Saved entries
[start]

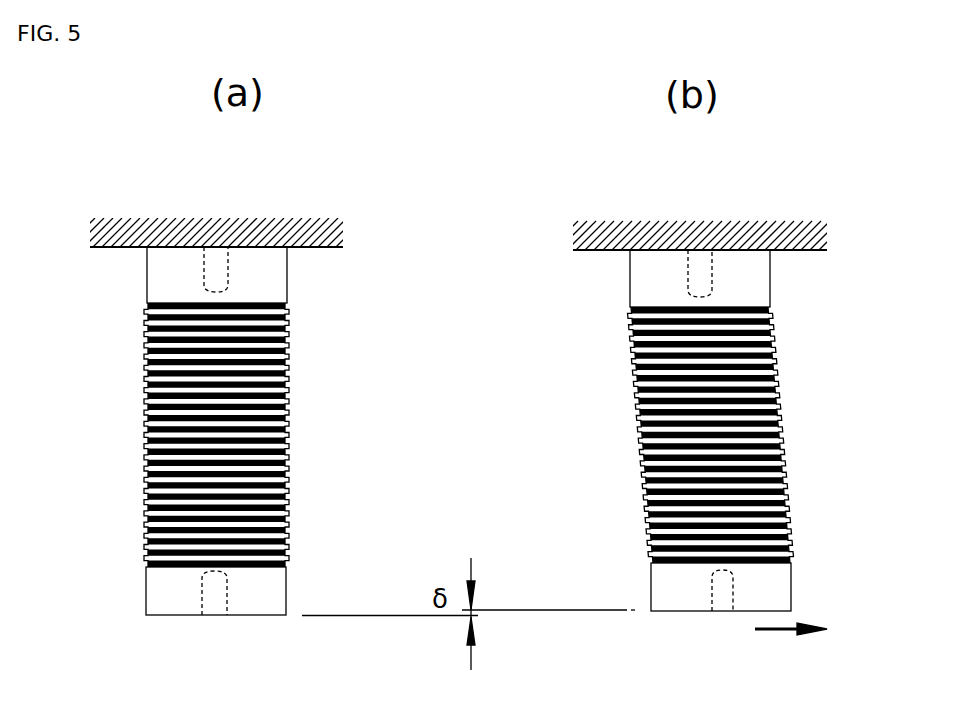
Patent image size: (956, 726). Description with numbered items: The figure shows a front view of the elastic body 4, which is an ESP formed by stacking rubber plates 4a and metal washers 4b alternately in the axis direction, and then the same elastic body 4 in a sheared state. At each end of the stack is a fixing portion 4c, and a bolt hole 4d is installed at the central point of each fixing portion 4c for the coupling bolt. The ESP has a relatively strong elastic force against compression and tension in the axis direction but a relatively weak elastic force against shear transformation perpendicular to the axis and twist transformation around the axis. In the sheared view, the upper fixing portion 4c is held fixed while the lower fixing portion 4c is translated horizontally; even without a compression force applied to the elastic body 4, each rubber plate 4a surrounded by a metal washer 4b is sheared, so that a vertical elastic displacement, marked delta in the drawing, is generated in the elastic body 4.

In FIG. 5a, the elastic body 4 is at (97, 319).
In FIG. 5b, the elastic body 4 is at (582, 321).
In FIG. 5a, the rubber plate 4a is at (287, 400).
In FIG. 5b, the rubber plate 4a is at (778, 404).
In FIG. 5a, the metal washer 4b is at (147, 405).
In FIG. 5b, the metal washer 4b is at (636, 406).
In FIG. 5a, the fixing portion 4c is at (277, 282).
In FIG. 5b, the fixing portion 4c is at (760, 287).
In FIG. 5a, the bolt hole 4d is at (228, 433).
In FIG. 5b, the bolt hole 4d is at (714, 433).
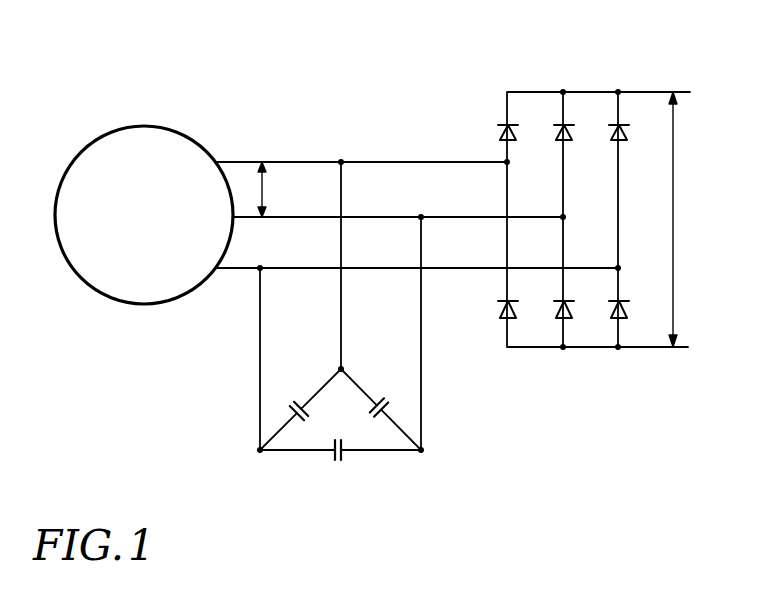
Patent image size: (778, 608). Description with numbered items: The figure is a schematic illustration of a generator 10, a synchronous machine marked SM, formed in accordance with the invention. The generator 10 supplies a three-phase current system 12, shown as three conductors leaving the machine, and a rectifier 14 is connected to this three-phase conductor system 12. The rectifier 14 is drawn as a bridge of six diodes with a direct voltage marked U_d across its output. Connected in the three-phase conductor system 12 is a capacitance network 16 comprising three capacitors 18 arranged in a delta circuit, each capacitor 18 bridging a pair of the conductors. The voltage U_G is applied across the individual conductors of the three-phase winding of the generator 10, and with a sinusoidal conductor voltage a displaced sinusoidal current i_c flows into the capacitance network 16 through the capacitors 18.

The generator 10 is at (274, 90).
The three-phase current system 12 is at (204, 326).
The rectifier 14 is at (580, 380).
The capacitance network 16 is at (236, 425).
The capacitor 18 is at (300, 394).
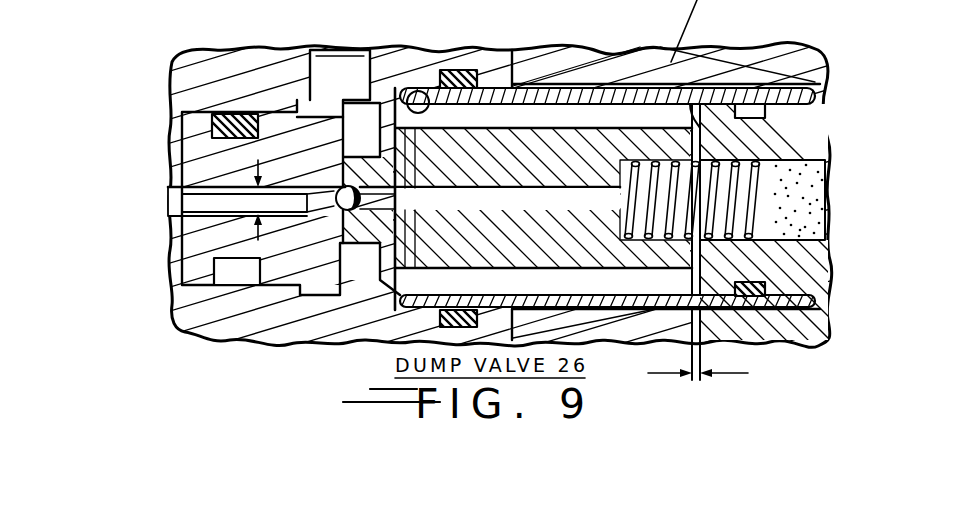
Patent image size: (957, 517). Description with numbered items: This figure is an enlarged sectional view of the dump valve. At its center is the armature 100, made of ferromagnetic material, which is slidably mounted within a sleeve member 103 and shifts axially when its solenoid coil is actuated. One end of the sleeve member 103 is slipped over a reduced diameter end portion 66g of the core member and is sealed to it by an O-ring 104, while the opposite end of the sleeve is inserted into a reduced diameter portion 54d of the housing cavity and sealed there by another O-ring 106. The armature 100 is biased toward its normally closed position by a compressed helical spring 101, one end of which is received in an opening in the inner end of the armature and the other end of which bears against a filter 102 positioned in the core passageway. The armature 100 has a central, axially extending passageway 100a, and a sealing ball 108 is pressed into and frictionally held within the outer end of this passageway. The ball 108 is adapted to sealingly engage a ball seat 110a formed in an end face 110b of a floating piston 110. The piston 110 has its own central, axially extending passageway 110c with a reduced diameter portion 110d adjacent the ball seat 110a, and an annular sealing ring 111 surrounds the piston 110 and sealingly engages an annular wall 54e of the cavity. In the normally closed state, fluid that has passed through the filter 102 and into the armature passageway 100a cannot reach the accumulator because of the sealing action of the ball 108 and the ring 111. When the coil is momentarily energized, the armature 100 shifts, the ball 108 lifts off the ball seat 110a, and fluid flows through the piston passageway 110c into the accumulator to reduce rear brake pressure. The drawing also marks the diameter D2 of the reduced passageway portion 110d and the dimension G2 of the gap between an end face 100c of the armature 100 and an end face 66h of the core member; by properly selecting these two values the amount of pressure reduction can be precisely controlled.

[end]

_Aim_
Copy out every one of the rows above word for word, leaving out the pictures.

_Solution to this task_
Patent image size: (956, 726). Description with numbered items: The figure shows a front view of the elastic body 4, which is an ESP formed by stacking rubber plates 4a and metal washers 4b alternately in the axis direction, and then the same elastic body 4 in a sheared state. At each end of the stack is a fixing portion 4c, and a bolt hole 4d is installed at the central point of each fixing portion 4c for the coupling bolt. The ESP has a relatively strong elastic force against compression and tension in the axis direction but a relatively weak elastic force against shear transformation perpendicular to the axis and twist transformation around the axis. In the sheared view, the upper fixing portion 4c is held fixed while the lower fixing portion 4c is translated horizontally; even without a compression force applied to the elastic body 4, each rubber plate 4a surrounded by a metal washer 4b is sheared, so that a vertical elastic displacement, marked delta in the drawing, is generated in the elastic body 4.

In FIG. 5a, the elastic body 4 is at (97, 319).
In FIG. 5b, the elastic body 4 is at (582, 321).
In FIG. 5a, the rubber plate 4a is at (287, 400).
In FIG. 5b, the rubber plate 4a is at (778, 404).
In FIG. 5a, the metal washer 4b is at (147, 405).
In FIG. 5b, the metal washer 4b is at (636, 406).
In FIG. 5a, the fixing portion 4c is at (277, 282).
In FIG. 5b, the fixing portion 4c is at (760, 287).
In FIG. 5a, the bolt hole 4d is at (228, 433).
In FIG. 5b, the bolt hole 4d is at (714, 433).
Patent image size: (778, 608). Description with numbered items: The figure is a schematic illustration of a generator 10, a synchronous machine marked SM, formed in accordance with the invention. The generator 10 supplies a three-phase current system 12, shown as three conductors leaving the machine, and a rectifier 14 is connected to this three-phase conductor system 12. The rectifier 14 is drawn as a bridge of six diodes with a direct voltage marked U_d across its output. Connected in the three-phase conductor system 12 is a capacitance network 16 comprising three capacitors 18 arranged in a delta circuit, each capacitor 18 bridging a pair of the conductors. The voltage U_G is applied across the individual conductors of the three-phase winding of the generator 10, and with a sinusoidal conductor voltage a displaced sinusoidal current i_c flows into the capacitance network 16 through the capacitors 18.

The generator 10 is at (274, 90).
The three-phase current system 12 is at (204, 326).
The rectifier 14 is at (580, 380).
The capacitance network 16 is at (236, 425).
The capacitor 18 is at (300, 394).
Patent image size: (957, 517). Description with numbered items: This figure is an enlarged sectional view of the dump valve. At its center is the armature 100, made of ferromagnetic material, which is slidably mounted within a sleeve member 103 and shifts axially when its solenoid coil is actuated. One end of the sleeve member 103 is slipped over a reduced diameter end portion 66g of the core member and is sealed to it by an O-ring 104, while the opposite end of the sleeve is inserted into a reduced diameter portion 54d of the housing cavity and sealed there by another O-ring 106. The armature 100 is biased toward its normally closed position by a compressed helical spring 101, one end of which is received in an opening in the inner end of the armature and the other end of which bears against a filter 102 positioned in the core passageway. The armature 100 has a central, axially extending passageway 100a, and a sealing ball 108 is pressed into and frictionally held within the outer end of this passageway. The ball 108 is adapted to sealingly engage a ball seat 110a formed in an end face 110b of a floating piston 110. The piston 110 has its own central, axially extending passageway 110c with a reduced diameter portion 110d adjacent the ball seat 110a, and an annular sealing ring 111 surrounds the piston 110 and sealingly engages an annular wall 54e of the cavity. In the normally closed state, fluid that has passed through the filter 102 and into the armature passageway 100a cannot reach the accumulator because of the sealing action of the ball 108 and the ring 111. When the coil is momentarily energized, the armature 100 shifts, the ball 108 lifts off the ball seat 110a, and fluid flows through the piston passageway 110c into the accumulator to reduce rear brake pressure. The drawing also marks the diameter D2 of the reduced passageway portion 110d and the dimension G2 of the gap between an end face 100c of the armature 100 and an end face 66h of the core member; by properly selecting these two values the amount of pressure reduction can be precisely controlled.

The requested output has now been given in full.